MATERIAL SHOWN:
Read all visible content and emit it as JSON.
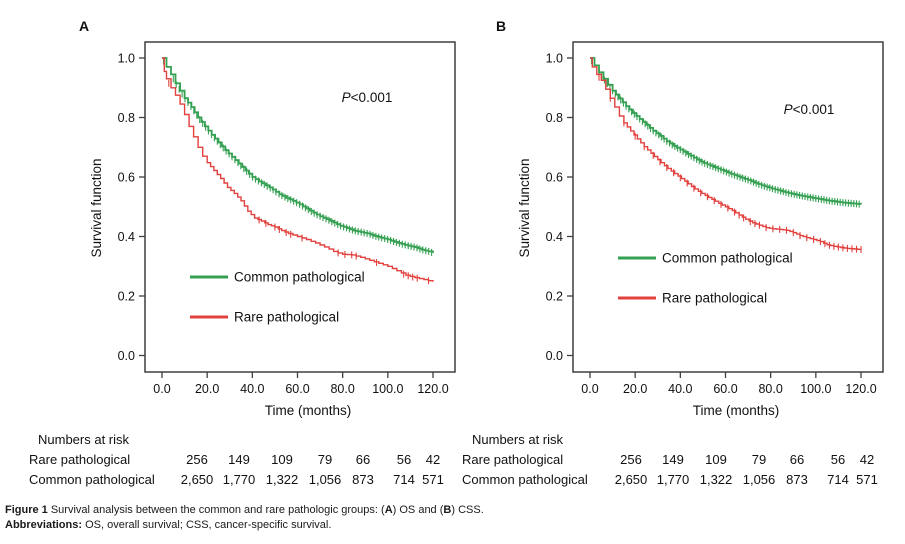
{
  "colors": {
    "common_pathological": "#35a052",
    "rare_pathological": "#e2413e",
    "axis": "#3f3f3f",
    "text": "#111111"
  },
  "chart_data": [
    {
      "panel": "A",
      "type": "line",
      "subtype": "kaplan-meier-survival",
      "title": "",
      "xlabel": "Time (months)",
      "ylabel": "Survival function",
      "xlim": [
        0,
        120
      ],
      "ylim": [
        0.0,
        1.0
      ],
      "xtick_values": [
        0,
        20,
        40,
        60,
        80,
        100,
        120
      ],
      "xtick_labels": [
        "0.0",
        "20.0",
        "40.0",
        "60.0",
        "80.0",
        "100.0",
        "120.0"
      ],
      "ytick_values": [
        0.0,
        0.2,
        0.4,
        0.6,
        0.8,
        1.0
      ],
      "ytick_labels": [
        "0.0",
        "0.2",
        "0.4",
        "0.6",
        "0.8",
        "1.0"
      ],
      "grid": false,
      "legend_position": "inside-lower-left",
      "annotation": {
        "italic": "P",
        "rest": "<0.001"
      },
      "series": [
        {
          "name": "Common pathological",
          "color": "#35a052",
          "points": [
            [
              0,
              1.0
            ],
            [
              2,
              0.97
            ],
            [
              4,
              0.945
            ],
            [
              6,
              0.915
            ],
            [
              8,
              0.89
            ],
            [
              10,
              0.865
            ],
            [
              13,
              0.835
            ],
            [
              16,
              0.8
            ],
            [
              19,
              0.77
            ],
            [
              22,
              0.742
            ],
            [
              25,
              0.716
            ],
            [
              28,
              0.69
            ],
            [
              31,
              0.668
            ],
            [
              34,
              0.645
            ],
            [
              37,
              0.622
            ],
            [
              40,
              0.6
            ],
            [
              43,
              0.585
            ],
            [
              46,
              0.572
            ],
            [
              49,
              0.558
            ],
            [
              52,
              0.542
            ],
            [
              55,
              0.53
            ],
            [
              58,
              0.52
            ],
            [
              61,
              0.508
            ],
            [
              64,
              0.494
            ],
            [
              67,
              0.48
            ],
            [
              70,
              0.468
            ],
            [
              73,
              0.458
            ],
            [
              76,
              0.447
            ],
            [
              79,
              0.436
            ],
            [
              82,
              0.428
            ],
            [
              85,
              0.42
            ],
            [
              88,
              0.415
            ],
            [
              91,
              0.41
            ],
            [
              94,
              0.402
            ],
            [
              97,
              0.396
            ],
            [
              100,
              0.39
            ],
            [
              103,
              0.382
            ],
            [
              106,
              0.375
            ],
            [
              109,
              0.369
            ],
            [
              112,
              0.364
            ],
            [
              115,
              0.356
            ],
            [
              118,
              0.35
            ],
            [
              120,
              0.345
            ]
          ],
          "censor": {
            "from": 5,
            "to": 120,
            "step": 1.3,
            "extra": [
              0.7
            ]
          }
        },
        {
          "name": "Rare pathological",
          "color": "#e2413e",
          "points": [
            [
              0,
              1.0
            ],
            [
              1,
              0.955
            ],
            [
              2,
              0.93
            ],
            [
              4,
              0.9
            ],
            [
              6,
              0.875
            ],
            [
              8,
              0.845
            ],
            [
              10,
              0.81
            ],
            [
              12,
              0.77
            ],
            [
              14,
              0.735
            ],
            [
              16,
              0.7
            ],
            [
              18,
              0.67
            ],
            [
              20,
              0.648
            ],
            [
              23,
              0.622
            ],
            [
              26,
              0.595
            ],
            [
              29,
              0.565
            ],
            [
              32,
              0.545
            ],
            [
              35,
              0.52
            ],
            [
              38,
              0.485
            ],
            [
              41,
              0.462
            ],
            [
              44,
              0.452
            ],
            [
              47,
              0.44
            ],
            [
              50,
              0.432
            ],
            [
              53,
              0.42
            ],
            [
              56,
              0.41
            ],
            [
              60,
              0.4
            ],
            [
              64,
              0.39
            ],
            [
              68,
              0.378
            ],
            [
              72,
              0.365
            ],
            [
              76,
              0.35
            ],
            [
              80,
              0.34
            ],
            [
              84,
              0.338
            ],
            [
              88,
              0.33
            ],
            [
              92,
              0.32
            ],
            [
              96,
              0.31
            ],
            [
              100,
              0.3
            ],
            [
              104,
              0.285
            ],
            [
              108,
              0.27
            ],
            [
              112,
              0.262
            ],
            [
              116,
              0.255
            ],
            [
              120,
              0.248
            ]
          ],
          "censor": {
            "times": [
              3,
              43,
              46,
              50,
              52,
              55,
              57,
              62,
              78,
              81,
              84,
              86,
              95,
              107,
              109,
              111,
              113,
              118
            ]
          }
        }
      ],
      "numbers_at_risk": {
        "header": "Numbers at risk",
        "rows": [
          {
            "label": "Rare pathological",
            "values": [
              "256",
              "149",
              "109",
              "79",
              "66",
              "56",
              "42"
            ]
          },
          {
            "label": "Common pathological",
            "values": [
              "2,650",
              "1,770",
              "1,322",
              "1,056",
              "873",
              "714",
              "571"
            ]
          }
        ]
      }
    },
    {
      "panel": "B",
      "type": "line",
      "subtype": "kaplan-meier-survival",
      "title": "",
      "xlabel": "Time (months)",
      "ylabel": "Survival function",
      "xlim": [
        0,
        120
      ],
      "ylim": [
        0.0,
        1.0
      ],
      "xtick_values": [
        0,
        20,
        40,
        60,
        80,
        100,
        120
      ],
      "xtick_labels": [
        "0.0",
        "20.0",
        "40.0",
        "60.0",
        "80.0",
        "100.0",
        "120.0"
      ],
      "ytick_values": [
        0.0,
        0.2,
        0.4,
        0.6,
        0.8,
        1.0
      ],
      "ytick_labels": [
        "0.0",
        "0.2",
        "0.4",
        "0.6",
        "0.8",
        "1.0"
      ],
      "grid": false,
      "legend_position": "inside-lower-left",
      "annotation": {
        "italic": "P",
        "rest": "<0.001"
      },
      "series": [
        {
          "name": "Common pathological",
          "color": "#35a052",
          "points": [
            [
              0,
              1.0
            ],
            [
              2,
              0.975
            ],
            [
              4,
              0.952
            ],
            [
              6,
              0.93
            ],
            [
              8,
              0.91
            ],
            [
              10,
              0.89
            ],
            [
              13,
              0.864
            ],
            [
              16,
              0.838
            ],
            [
              19,
              0.815
            ],
            [
              22,
              0.795
            ],
            [
              25,
              0.775
            ],
            [
              28,
              0.755
            ],
            [
              31,
              0.738
            ],
            [
              34,
              0.72
            ],
            [
              37,
              0.705
            ],
            [
              40,
              0.692
            ],
            [
              43,
              0.678
            ],
            [
              46,
              0.665
            ],
            [
              49,
              0.652
            ],
            [
              52,
              0.642
            ],
            [
              55,
              0.633
            ],
            [
              58,
              0.624
            ],
            [
              61,
              0.615
            ],
            [
              64,
              0.606
            ],
            [
              67,
              0.598
            ],
            [
              70,
              0.59
            ],
            [
              73,
              0.581
            ],
            [
              76,
              0.572
            ],
            [
              79,
              0.565
            ],
            [
              82,
              0.558
            ],
            [
              85,
              0.552
            ],
            [
              88,
              0.546
            ],
            [
              91,
              0.541
            ],
            [
              94,
              0.536
            ],
            [
              97,
              0.532
            ],
            [
              100,
              0.528
            ],
            [
              103,
              0.524
            ],
            [
              106,
              0.52
            ],
            [
              109,
              0.517
            ],
            [
              112,
              0.514
            ],
            [
              115,
              0.512
            ],
            [
              118,
              0.51
            ],
            [
              120,
              0.508
            ]
          ],
          "censor": {
            "from": 4,
            "to": 120,
            "step": 1.2,
            "extra": [
              0.7
            ]
          }
        },
        {
          "name": "Rare pathological",
          "color": "#e2413e",
          "points": [
            [
              0,
              1.0
            ],
            [
              1,
              0.97
            ],
            [
              3,
              0.945
            ],
            [
              5,
              0.925
            ],
            [
              7,
              0.895
            ],
            [
              9,
              0.865
            ],
            [
              11,
              0.835
            ],
            [
              13,
              0.805
            ],
            [
              15,
              0.782
            ],
            [
              18,
              0.755
            ],
            [
              21,
              0.728
            ],
            [
              24,
              0.702
            ],
            [
              27,
              0.68
            ],
            [
              30,
              0.658
            ],
            [
              33,
              0.638
            ],
            [
              36,
              0.62
            ],
            [
              39,
              0.603
            ],
            [
              42,
              0.586
            ],
            [
              45,
              0.568
            ],
            [
              48,
              0.552
            ],
            [
              51,
              0.538
            ],
            [
              54,
              0.525
            ],
            [
              57,
              0.512
            ],
            [
              60,
              0.5
            ],
            [
              63,
              0.487
            ],
            [
              66,
              0.472
            ],
            [
              69,
              0.458
            ],
            [
              72,
              0.446
            ],
            [
              75,
              0.438
            ],
            [
              78,
              0.43
            ],
            [
              81,
              0.426
            ],
            [
              84,
              0.424
            ],
            [
              87,
              0.421
            ],
            [
              90,
              0.413
            ],
            [
              93,
              0.403
            ],
            [
              96,
              0.396
            ],
            [
              99,
              0.39
            ],
            [
              102,
              0.383
            ],
            [
              105,
              0.372
            ],
            [
              108,
              0.367
            ],
            [
              111,
              0.363
            ],
            [
              114,
              0.36
            ],
            [
              117,
              0.358
            ],
            [
              120,
              0.356
            ]
          ],
          "censor": {
            "times": [
              4,
              9,
              15,
              20,
              24,
              28,
              31,
              34,
              37,
              40,
              43,
              46,
              49,
              52,
              55,
              58,
              61,
              64,
              66,
              68,
              71,
              73,
              75,
              78,
              81,
              84,
              87,
              90,
              93,
              96,
              99,
              102,
              104,
              106,
              108,
              110,
              112,
              114,
              116,
              118,
              120
            ]
          }
        }
      ],
      "numbers_at_risk": {
        "header": "Numbers at risk",
        "rows": [
          {
            "label": "Rare pathological",
            "values": [
              "256",
              "149",
              "109",
              "79",
              "66",
              "56",
              "42"
            ]
          },
          {
            "label": "Common pathological",
            "values": [
              "2,650",
              "1,770",
              "1,322",
              "1,056",
              "873",
              "714",
              "571"
            ]
          }
        ]
      }
    }
  ],
  "caption": {
    "line1": [
      {
        "text": "Figure 1 ",
        "bold": true
      },
      {
        "text": "Survival analysis between the common and rare pathologic groups: (",
        "bold": false
      },
      {
        "text": "A",
        "bold": true
      },
      {
        "text": ") OS and (",
        "bold": false
      },
      {
        "text": "B",
        "bold": true
      },
      {
        "text": ") CSS.",
        "bold": false
      }
    ],
    "line2": [
      {
        "text": "Abbreviations: ",
        "bold": true
      },
      {
        "text": "OS, overall survival; CSS, cancer-specific survival.",
        "bold": false
      }
    ]
  }
}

WHAT YOU SHOULD DO: Every line in the data that holds "text" should be copied out.

EXERCISE ANSWER:
    "text": "#111111"
        "text": "Figure 1 ",
        "text": "Survival analysis between the common and rare pathologic groups: (",
        "text": "A",
        "text": ") OS and (",
        "text": "B",
        "text": ") CSS.",
        "text": "Abbreviations: ",
        "text": "OS, overall survival; CSS, cancer-specific survival.",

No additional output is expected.